Fragmento citado:
EL PAÍS 25/01/15
MARIO VARGAS LLOSA
· Hace mucho que no se veía en Francia a tantos escritores, profesores, investigadores y eruditos volcarse de manera tan intensa en la vida pública debatiendo sobre los ataques yihadistas a París
Los asesinatos cometidos por los yihadistas en Francia en el semanario satírico Charlie Hebdo y en un supermercado kosher han tenido sorprendentes consecuencias políticas. Han reactivado las raíces democráticas de la sociedad francesa y movilizado a inmensos sectores a manifestar su protesta por aquella barbarie y su defensa de la tolerancia, la libertad, la igualdad, el derecho de crítica y la legalidad, valores que se han visto amenazados con aquellos crímenes.

Extractos de filas:
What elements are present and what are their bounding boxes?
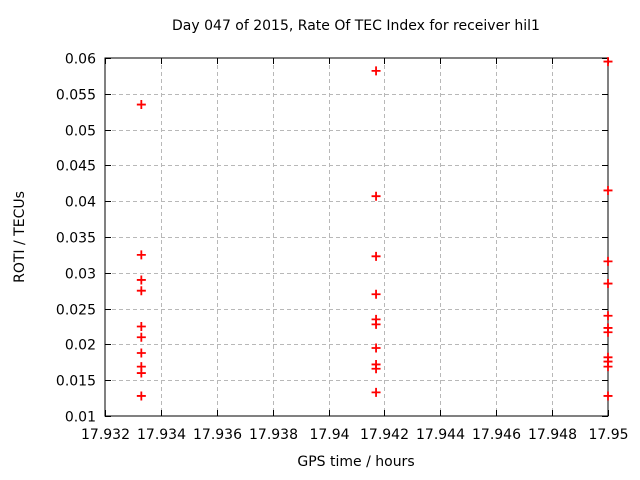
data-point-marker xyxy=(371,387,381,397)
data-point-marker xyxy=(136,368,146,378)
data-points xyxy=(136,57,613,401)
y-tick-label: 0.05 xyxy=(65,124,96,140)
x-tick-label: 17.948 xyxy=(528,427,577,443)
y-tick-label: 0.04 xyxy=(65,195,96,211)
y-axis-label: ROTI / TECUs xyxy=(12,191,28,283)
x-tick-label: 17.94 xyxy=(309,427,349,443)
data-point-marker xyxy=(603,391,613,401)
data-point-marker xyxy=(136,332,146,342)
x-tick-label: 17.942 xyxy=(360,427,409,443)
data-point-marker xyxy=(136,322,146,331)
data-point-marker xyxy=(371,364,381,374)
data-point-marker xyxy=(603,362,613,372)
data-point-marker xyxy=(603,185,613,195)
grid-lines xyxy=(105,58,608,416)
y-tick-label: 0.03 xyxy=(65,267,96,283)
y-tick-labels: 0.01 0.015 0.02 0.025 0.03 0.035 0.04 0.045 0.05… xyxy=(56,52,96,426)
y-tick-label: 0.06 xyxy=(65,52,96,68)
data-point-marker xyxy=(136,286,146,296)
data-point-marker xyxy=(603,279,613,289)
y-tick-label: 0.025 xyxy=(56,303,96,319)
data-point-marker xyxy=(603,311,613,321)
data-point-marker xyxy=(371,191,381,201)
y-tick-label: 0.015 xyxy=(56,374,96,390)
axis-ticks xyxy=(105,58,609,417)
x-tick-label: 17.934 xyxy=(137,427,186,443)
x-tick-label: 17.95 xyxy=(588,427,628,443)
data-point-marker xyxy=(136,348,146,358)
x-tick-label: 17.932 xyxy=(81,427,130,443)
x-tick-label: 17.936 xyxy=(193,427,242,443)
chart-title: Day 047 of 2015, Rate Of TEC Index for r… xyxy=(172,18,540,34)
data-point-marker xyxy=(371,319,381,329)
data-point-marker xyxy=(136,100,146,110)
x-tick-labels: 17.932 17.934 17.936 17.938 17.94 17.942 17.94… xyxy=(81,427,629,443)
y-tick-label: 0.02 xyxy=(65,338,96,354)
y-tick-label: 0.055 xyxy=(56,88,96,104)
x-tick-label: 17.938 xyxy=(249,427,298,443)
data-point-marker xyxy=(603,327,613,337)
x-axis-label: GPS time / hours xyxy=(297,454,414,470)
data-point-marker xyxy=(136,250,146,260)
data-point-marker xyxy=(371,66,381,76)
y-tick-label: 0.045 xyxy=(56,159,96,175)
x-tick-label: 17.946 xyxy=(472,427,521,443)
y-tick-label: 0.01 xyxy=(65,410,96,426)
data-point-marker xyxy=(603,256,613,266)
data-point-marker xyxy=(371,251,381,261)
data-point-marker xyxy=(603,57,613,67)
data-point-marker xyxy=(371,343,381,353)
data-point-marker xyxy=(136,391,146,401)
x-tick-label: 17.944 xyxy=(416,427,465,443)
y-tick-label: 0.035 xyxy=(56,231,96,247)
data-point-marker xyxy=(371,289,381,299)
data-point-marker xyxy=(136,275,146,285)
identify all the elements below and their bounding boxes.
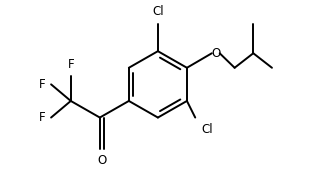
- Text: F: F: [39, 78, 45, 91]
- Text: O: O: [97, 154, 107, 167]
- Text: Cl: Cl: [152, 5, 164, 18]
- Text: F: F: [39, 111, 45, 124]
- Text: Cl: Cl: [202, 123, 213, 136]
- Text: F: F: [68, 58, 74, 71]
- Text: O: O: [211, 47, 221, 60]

Instrucciones:
1 > Convierte en una lista el párrafo del fragmento citado que empieza por «Los asesinatos cometidos» y conserva sus datos principales.
2 > Indica si cada afirmación coincide con el fragmento citado. Responde sí o no y cita las palabras exactas que lo deciden:
(a) Los asesinatos se cometieron en un semanario satírico y en un supermercado kosher.
(b) Los asesinatos debilitaron las raíces democráticas de la sociedad francesa.
(c) Hacía poco tiempo que se había visto en Francia a tantos escritores volcados en la vida pública.
Las filas no tienen relación con el fragmento citado.

Respuestas por tarea:
1 >
- Los yihadistas cometieron asesinatos en Francia, en el semanario satírico Charlie Hebdo y en un supermercado kosher.
- Esos crímenes tuvieron sorprendentes consecuencias políticas.
- Reactivaron las raíces democráticas de la sociedad francesa.
- Movilizaron a inmensos sectores para protestar por aquella barbarie.
- Esos sectores defendieron la tolerancia, la libertad, la igualdad, el derecho de crítica y la legalidad, valores amenazados por los crímenes.

2 >
(a) Sí: «en el semanario satírico Charlie Hebdo y en un supermercado kosher».
(b) No: «Han reactivado las raíces democráticas de la sociedad francesa».
(c) No: «Hace mucho que no se veía en Francia a tantos escritores».